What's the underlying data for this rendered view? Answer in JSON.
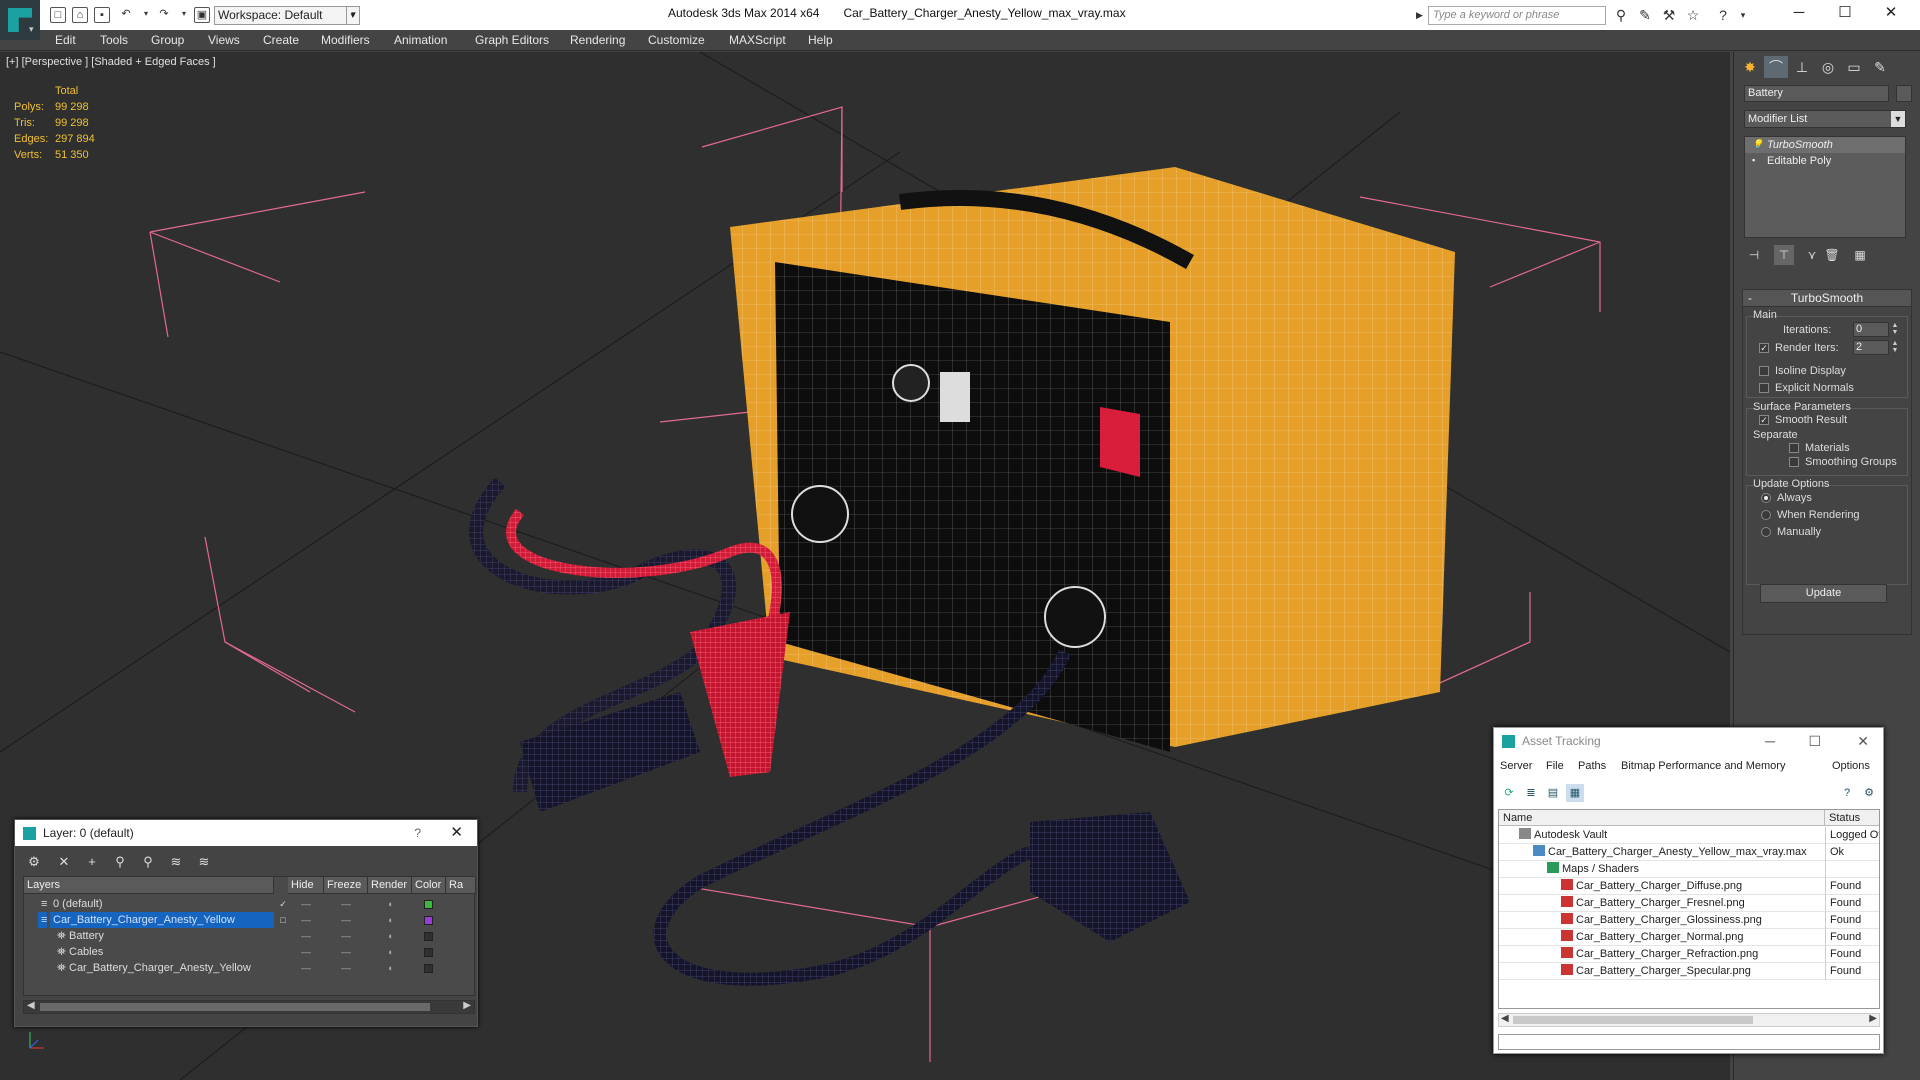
{
  "window": {
    "app_title": "Autodesk 3ds Max  2014 x64",
    "file_title": "Car_Battery_Charger_Anesty_Yellow_max_vray.max",
    "workspace": "Workspace: Default",
    "search_placeholder": "Type a keyword or phrase"
  },
  "menu": [
    "Edit",
    "Tools",
    "Group",
    "Views",
    "Create",
    "Modifiers",
    "Animation",
    "Graph Editors",
    "Rendering",
    "Customize",
    "MAXScript",
    "Help"
  ],
  "viewport": {
    "label": "[+] [Perspective ] [Shaded + Edged Faces ]",
    "stats_header": "Total",
    "stats": [
      {
        "label": "Polys:",
        "value": "99 298"
      },
      {
        "label": "Tris:",
        "value": "99 298"
      },
      {
        "label": "Edges:",
        "value": "297 894"
      },
      {
        "label": "Verts:",
        "value": "51 350"
      }
    ]
  },
  "command_panel": {
    "object_name": "Battery",
    "modifier_list": "Modifier List",
    "stack": [
      "TurboSmooth",
      "Editable Poly"
    ],
    "rollout_title": "TurboSmooth",
    "main_label": "Main",
    "iterations_label": "Iterations:",
    "iterations_value": "0",
    "render_iters_label": "Render Iters:",
    "render_iters_value": "2",
    "isoline_label": "Isoline Display",
    "explicit_normals_label": "Explicit Normals",
    "surface_params_label": "Surface Parameters",
    "smooth_result_label": "Smooth Result",
    "separate_label": "Separate",
    "materials_label": "Materials",
    "smoothing_groups_label": "Smoothing Groups",
    "update_options_label": "Update Options",
    "always_label": "Always",
    "when_rendering_label": "When Rendering",
    "manually_label": "Manually",
    "update_button": "Update"
  },
  "layer_window": {
    "title": "Layer: 0 (default)",
    "help": "?",
    "columns": [
      "Layers",
      "Hide",
      "Freeze",
      "Render",
      "Color",
      "Ra"
    ],
    "rows": [
      {
        "name": "0 (default)",
        "color": "#3cb83c"
      },
      {
        "name": "Car_Battery_Charger_Anesty_Yellow",
        "color": "#9a3cd6"
      },
      {
        "name": "Battery",
        "color": "#303030"
      },
      {
        "name": "Cables",
        "color": "#303030"
      },
      {
        "name": "Car_Battery_Charger_Anesty_Yellow",
        "color": "#303030"
      }
    ]
  },
  "asset_window": {
    "title": "Asset Tracking",
    "menu": [
      "Server",
      "File",
      "Paths",
      "Bitmap Performance and Memory",
      "Options"
    ],
    "col_name": "Name",
    "col_status": "Status",
    "rows": [
      {
        "name": "Autodesk Vault",
        "status": "Logged Of",
        "indent": 0,
        "icon": "vault-icon"
      },
      {
        "name": "Car_Battery_Charger_Anesty_Yellow_max_vray.max",
        "status": "Ok",
        "indent": 1,
        "icon": "max-file-icon"
      },
      {
        "name": "Maps / Shaders",
        "status": "",
        "indent": 2,
        "icon": "maps-folder-icon"
      },
      {
        "name": "Car_Battery_Charger_Diffuse.png",
        "status": "Found",
        "indent": 3,
        "icon": "png-icon"
      },
      {
        "name": "Car_Battery_Charger_Fresnel.png",
        "status": "Found",
        "indent": 3,
        "icon": "png-icon"
      },
      {
        "name": "Car_Battery_Charger_Glossiness.png",
        "status": "Found",
        "indent": 3,
        "icon": "png-icon"
      },
      {
        "name": "Car_Battery_Charger_Normal.png",
        "status": "Found",
        "indent": 3,
        "icon": "png-icon"
      },
      {
        "name": "Car_Battery_Charger_Refraction.png",
        "status": "Found",
        "indent": 3,
        "icon": "png-icon"
      },
      {
        "name": "Car_Battery_Charger_Specular.png",
        "status": "Found",
        "indent": 3,
        "icon": "png-icon"
      }
    ]
  }
}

━━━━━━━━━━

### Exercise instructions
The records above are to be restated exactly, without their pictures.

### Answer in full
What's the underlying data for this rendered view? Answer in JSON.
{
  "window": {
    "app_title": "Autodesk 3ds Max  2014 x64",
    "file_title": "Car_Battery_Charger_Anesty_Yellow_max_vray.max",
    "workspace": "Workspace: Default",
    "search_placeholder": "Type a keyword or phrase"
  },
  "menu": [
    "Edit",
    "Tools",
    "Group",
    "Views",
    "Create",
    "Modifiers",
    "Animation",
    "Graph Editors",
    "Rendering",
    "Customize",
    "MAXScript",
    "Help"
  ],
  "viewport": {
    "label": "[+] [Perspective ] [Shaded + Edged Faces ]",
    "stats_header": "Total",
    "stats": [
      {
        "label": "Polys:",
        "value": "99 298"
      },
      {
        "label": "Tris:",
        "value": "99 298"
      },
      {
        "label": "Edges:",
        "value": "297 894"
      },
      {
        "label": "Verts:",
        "value": "51 350"
      }
    ]
  },
  "command_panel": {
    "object_name": "Battery",
    "modifier_list": "Modifier List",
    "stack": [
      "TurboSmooth",
      "Editable Poly"
    ],
    "rollout_title": "TurboSmooth",
    "main_label": "Main",
    "iterations_label": "Iterations:",
    "iterations_value": "0",
    "render_iters_label": "Render Iters:",
    "render_iters_value": "2",
    "isoline_label": "Isoline Display",
    "explicit_normals_label": "Explicit Normals",
    "surface_params_label": "Surface Parameters",
    "smooth_result_label": "Smooth Result",
    "separate_label": "Separate",
    "materials_label": "Materials",
    "smoothing_groups_label": "Smoothing Groups",
    "update_options_label": "Update Options",
    "always_label": "Always",
    "when_rendering_label": "When Rendering",
    "manually_label": "Manually",
    "update_button": "Update"
  },
  "layer_window": {
    "title": "Layer: 0 (default)",
    "help": "?",
    "columns": [
      "Layers",
      "Hide",
      "Freeze",
      "Render",
      "Color",
      "Ra"
    ],
    "rows": [
      {
        "name": "0 (default)",
        "color": "#3cb83c"
      },
      {
        "name": "Car_Battery_Charger_Anesty_Yellow",
        "color": "#9a3cd6"
      },
      {
        "name": "Battery",
        "color": "#303030"
      },
      {
        "name": "Cables",
        "color": "#303030"
      },
      {
        "name": "Car_Battery_Charger_Anesty_Yellow",
        "color": "#303030"
      }
    ]
  },
  "asset_window": {
    "title": "Asset Tracking",
    "menu": [
      "Server",
      "File",
      "Paths",
      "Bitmap Performance and Memory",
      "Options"
    ],
    "col_name": "Name",
    "col_status": "Status",
    "rows": [
      {
        "name": "Autodesk Vault",
        "status": "Logged Of",
        "indent": 0,
        "icon": "vault-icon"
      },
      {
        "name": "Car_Battery_Charger_Anesty_Yellow_max_vray.max",
        "status": "Ok",
        "indent": 1,
        "icon": "max-file-icon"
      },
      {
        "name": "Maps / Shaders",
        "status": "",
        "indent": 2,
        "icon": "maps-folder-icon"
      },
      {
        "name": "Car_Battery_Charger_Diffuse.png",
        "status": "Found",
        "indent": 3,
        "icon": "png-icon"
      },
      {
        "name": "Car_Battery_Charger_Fresnel.png",
        "status": "Found",
        "indent": 3,
        "icon": "png-icon"
      },
      {
        "name": "Car_Battery_Charger_Glossiness.png",
        "status": "Found",
        "indent": 3,
        "icon": "png-icon"
      },
      {
        "name": "Car_Battery_Charger_Normal.png",
        "status": "Found",
        "indent": 3,
        "icon": "png-icon"
      },
      {
        "name": "Car_Battery_Charger_Refraction.png",
        "status": "Found",
        "indent": 3,
        "icon": "png-icon"
      },
      {
        "name": "Car_Battery_Charger_Specular.png",
        "status": "Found",
        "indent": 3,
        "icon": "png-icon"
      }
    ]
  }
}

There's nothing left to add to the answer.